Given problem: Scan the entries below and extract each line with the word "value" in it.

Exercise material:
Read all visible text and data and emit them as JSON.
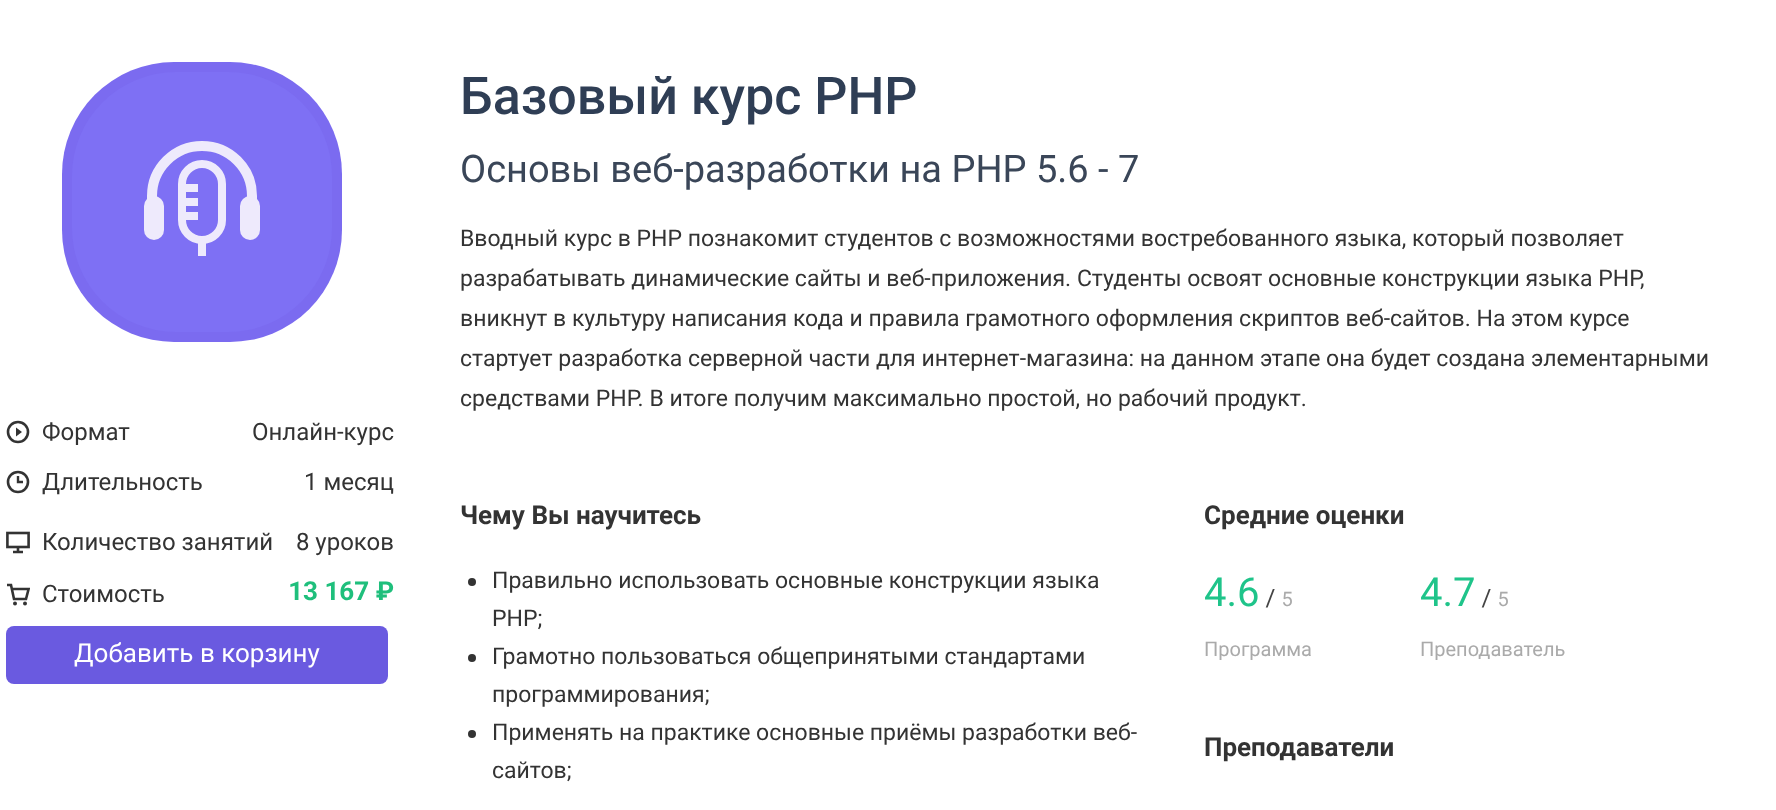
{
  "course": {
    "title": "Базовый курс PHP",
    "subtitle": "Основы веб-разработки на PHP 5.6 - 7",
    "description": "Вводный курс в PHP познакомит студентов с возможностями востребованного языка, который позволяет разрабатывать динамические сайты и веб-приложения. Студенты освоят основные конструкции языка PHP, вникнут в культуру написания кода и правила грамотного оформления скриптов веб-сайтов. На этом курсе стартует разработка серверной части для интернет-магазина: на данном этапе она будет создана элементарными средствами PHP. В итоге получим максимально простой, но рабочий продукт."
  },
  "details": [
    {
      "kind": "play",
      "label": "Формат",
      "value": "Онлайн-курс",
      "accent": false
    },
    {
      "kind": "clock",
      "label": "Длительность",
      "value": "1 месяц",
      "accent": false
    },
    {
      "kind": "monitor",
      "label": "Количество занятий",
      "value": "8 уроков",
      "accent": false
    },
    {
      "kind": "cart",
      "label": "Стоимость",
      "value": "13 167 ₽",
      "accent": true
    }
  ],
  "cart_button": "Добавить в корзину",
  "learn": {
    "heading": "Чему Вы научитесь",
    "items": [
      "Правильно использовать основные конструкции языка PHP;",
      "Грамотно пользоваться общепринятыми стандартами программирования;",
      "Применять на практике основные приёмы разработки веб-сайтов;"
    ]
  },
  "ratings": {
    "heading": "Средние оценки",
    "items": [
      {
        "score": "4.6",
        "separator": "/",
        "max": "5",
        "label": "Программа"
      },
      {
        "score": "4.7",
        "separator": "/",
        "max": "5",
        "label": "Преподаватель"
      }
    ]
  },
  "teachers_heading": "Преподаватели"
}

Task response:
      "value": "Онлайн-курс",
      "value": "1 месяц",
      "value": "8 уроков",
      "value": "13 167 ₽",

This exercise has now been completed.